**WORK ORDER**
Go through the records that follow and tally the lines with "structured" in them; answer with the number alone.

**SOURCE MATERIAL**
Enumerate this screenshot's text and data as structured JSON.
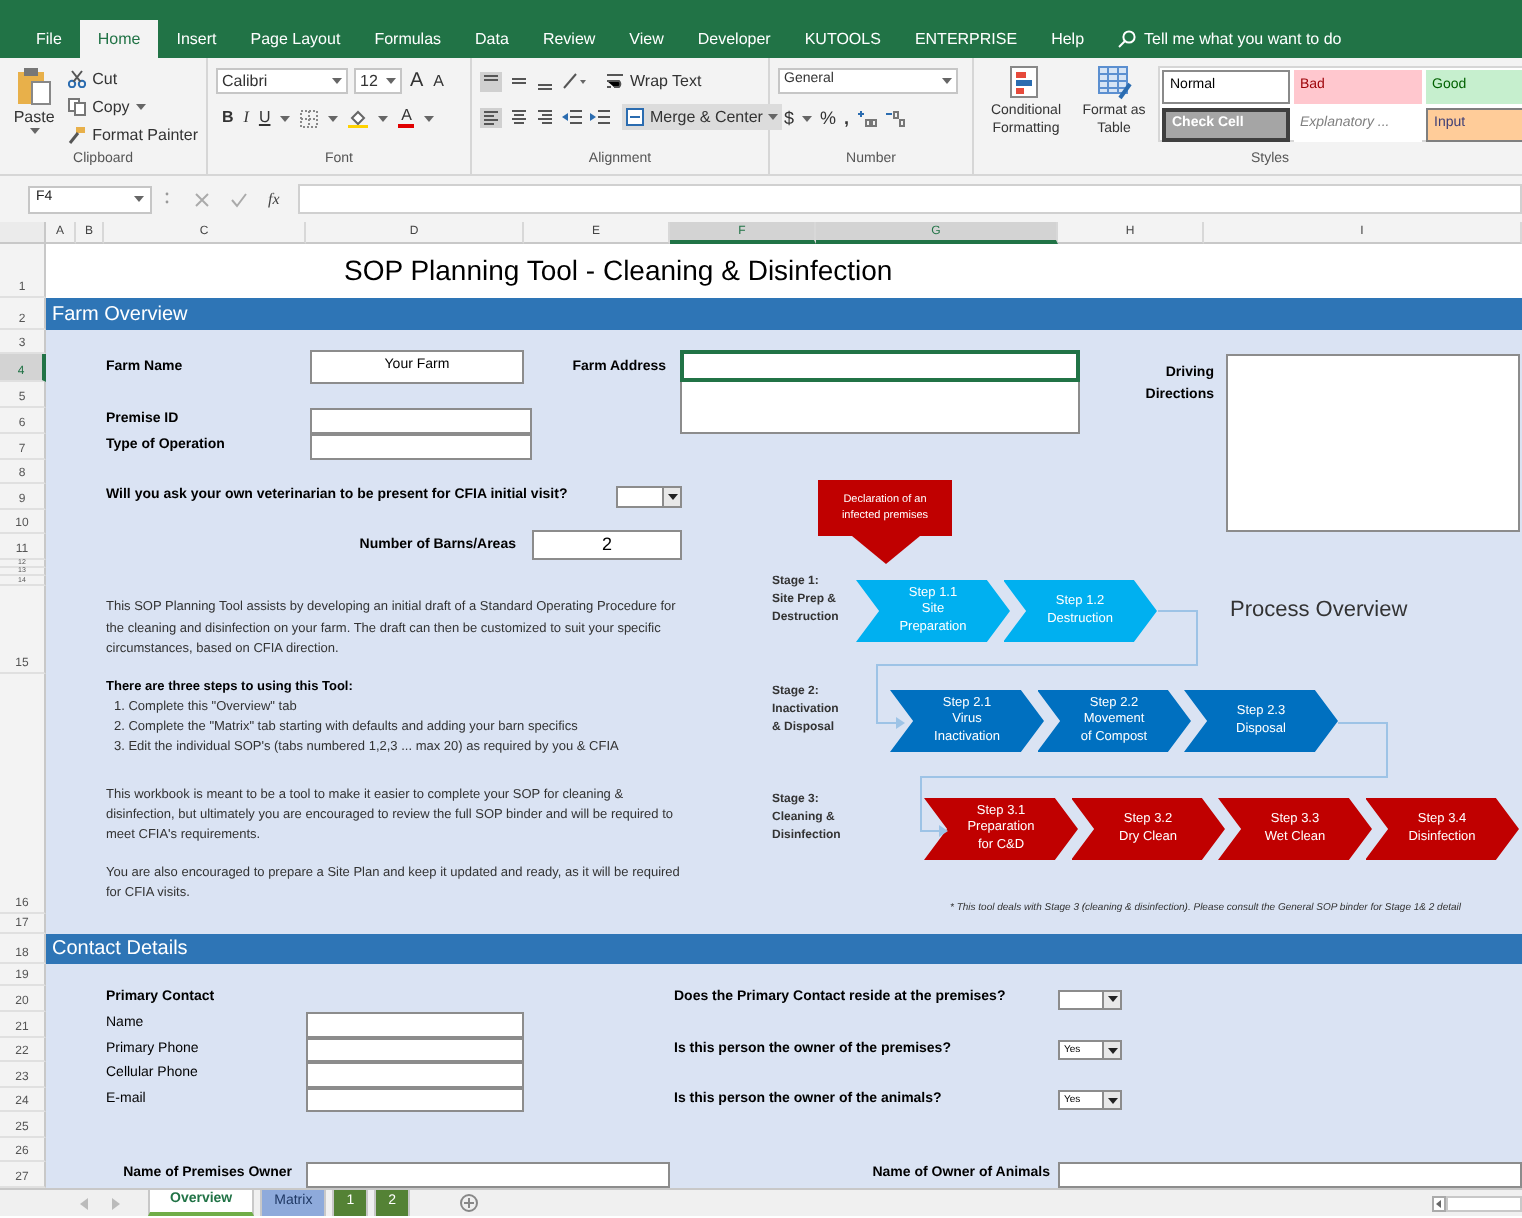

---

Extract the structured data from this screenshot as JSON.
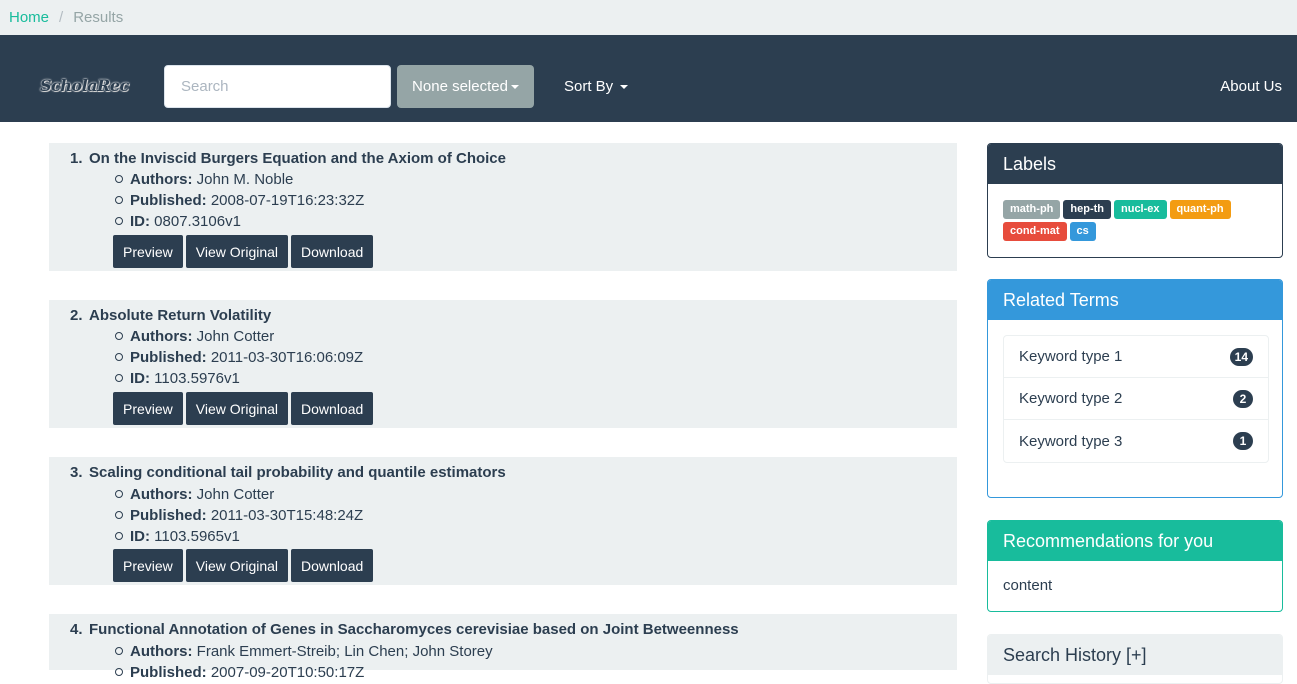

---

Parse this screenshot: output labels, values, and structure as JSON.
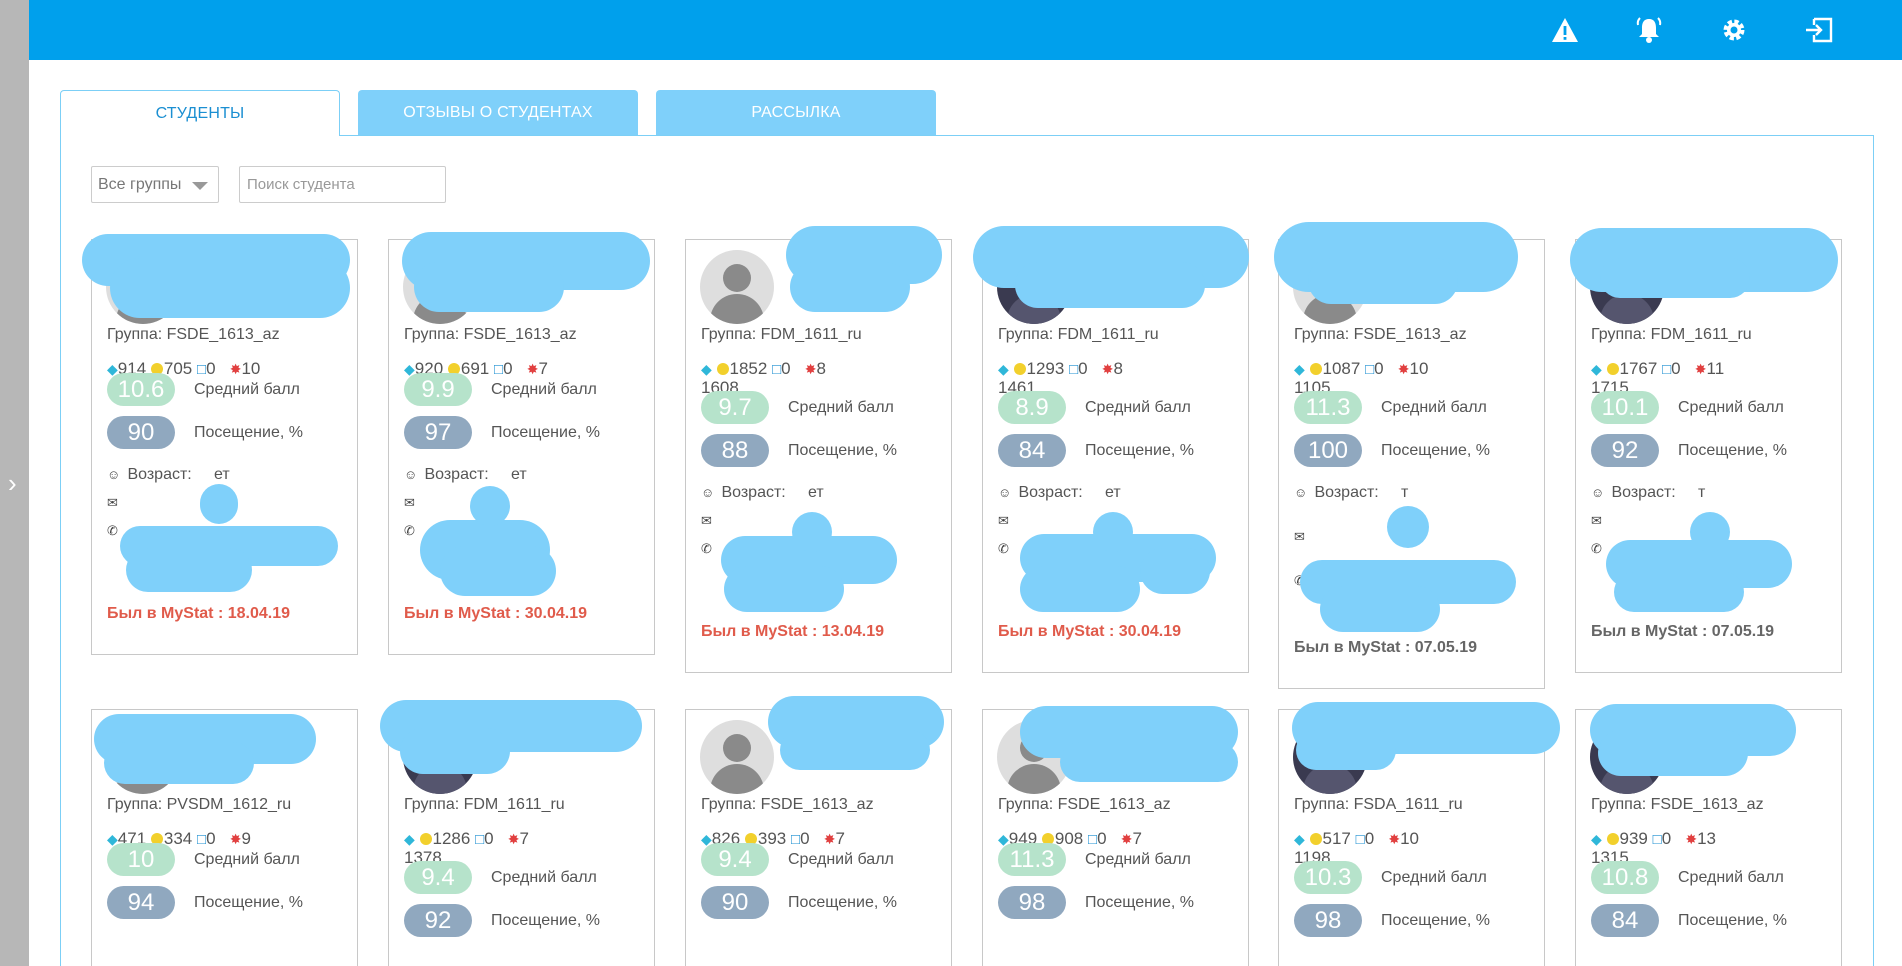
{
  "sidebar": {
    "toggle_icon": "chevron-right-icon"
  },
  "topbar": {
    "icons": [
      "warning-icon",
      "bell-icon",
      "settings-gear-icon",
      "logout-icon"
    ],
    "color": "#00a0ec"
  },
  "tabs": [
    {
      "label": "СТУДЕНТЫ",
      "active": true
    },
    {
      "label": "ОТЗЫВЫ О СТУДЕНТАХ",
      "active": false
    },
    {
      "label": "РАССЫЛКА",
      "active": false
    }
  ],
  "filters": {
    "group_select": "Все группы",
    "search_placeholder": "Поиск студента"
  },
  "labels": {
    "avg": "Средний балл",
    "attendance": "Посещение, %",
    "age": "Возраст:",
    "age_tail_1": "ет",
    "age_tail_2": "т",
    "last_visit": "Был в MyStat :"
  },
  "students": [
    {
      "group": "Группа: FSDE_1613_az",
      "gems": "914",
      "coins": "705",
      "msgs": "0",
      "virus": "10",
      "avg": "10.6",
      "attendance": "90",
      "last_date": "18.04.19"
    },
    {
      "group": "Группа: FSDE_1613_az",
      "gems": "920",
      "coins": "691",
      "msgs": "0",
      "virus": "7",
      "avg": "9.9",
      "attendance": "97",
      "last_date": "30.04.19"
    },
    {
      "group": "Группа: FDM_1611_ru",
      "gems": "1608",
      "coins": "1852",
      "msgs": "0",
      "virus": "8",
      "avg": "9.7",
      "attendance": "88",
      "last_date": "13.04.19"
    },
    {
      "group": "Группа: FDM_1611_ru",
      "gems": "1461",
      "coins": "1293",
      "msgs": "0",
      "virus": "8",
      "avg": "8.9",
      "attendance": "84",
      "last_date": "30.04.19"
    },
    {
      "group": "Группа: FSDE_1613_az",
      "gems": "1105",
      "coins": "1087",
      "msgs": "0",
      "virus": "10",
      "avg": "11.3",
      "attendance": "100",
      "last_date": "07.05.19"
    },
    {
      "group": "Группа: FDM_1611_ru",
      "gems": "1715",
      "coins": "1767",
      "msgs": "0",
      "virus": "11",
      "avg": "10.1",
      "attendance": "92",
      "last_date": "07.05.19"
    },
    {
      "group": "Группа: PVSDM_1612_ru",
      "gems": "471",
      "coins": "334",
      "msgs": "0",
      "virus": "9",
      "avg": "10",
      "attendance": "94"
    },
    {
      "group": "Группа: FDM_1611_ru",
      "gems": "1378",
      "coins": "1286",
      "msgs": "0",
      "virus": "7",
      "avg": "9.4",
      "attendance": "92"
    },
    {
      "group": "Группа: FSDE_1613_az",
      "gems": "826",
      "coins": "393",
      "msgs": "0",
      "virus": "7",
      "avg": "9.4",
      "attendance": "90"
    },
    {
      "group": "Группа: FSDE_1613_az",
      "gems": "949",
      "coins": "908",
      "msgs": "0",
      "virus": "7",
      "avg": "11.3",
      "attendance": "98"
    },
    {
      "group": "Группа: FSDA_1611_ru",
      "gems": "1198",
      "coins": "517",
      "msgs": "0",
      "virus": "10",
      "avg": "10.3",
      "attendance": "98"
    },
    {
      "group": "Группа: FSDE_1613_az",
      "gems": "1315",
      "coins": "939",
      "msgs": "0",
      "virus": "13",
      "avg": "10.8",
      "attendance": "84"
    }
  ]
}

**RESULT OF THIS TASK**
2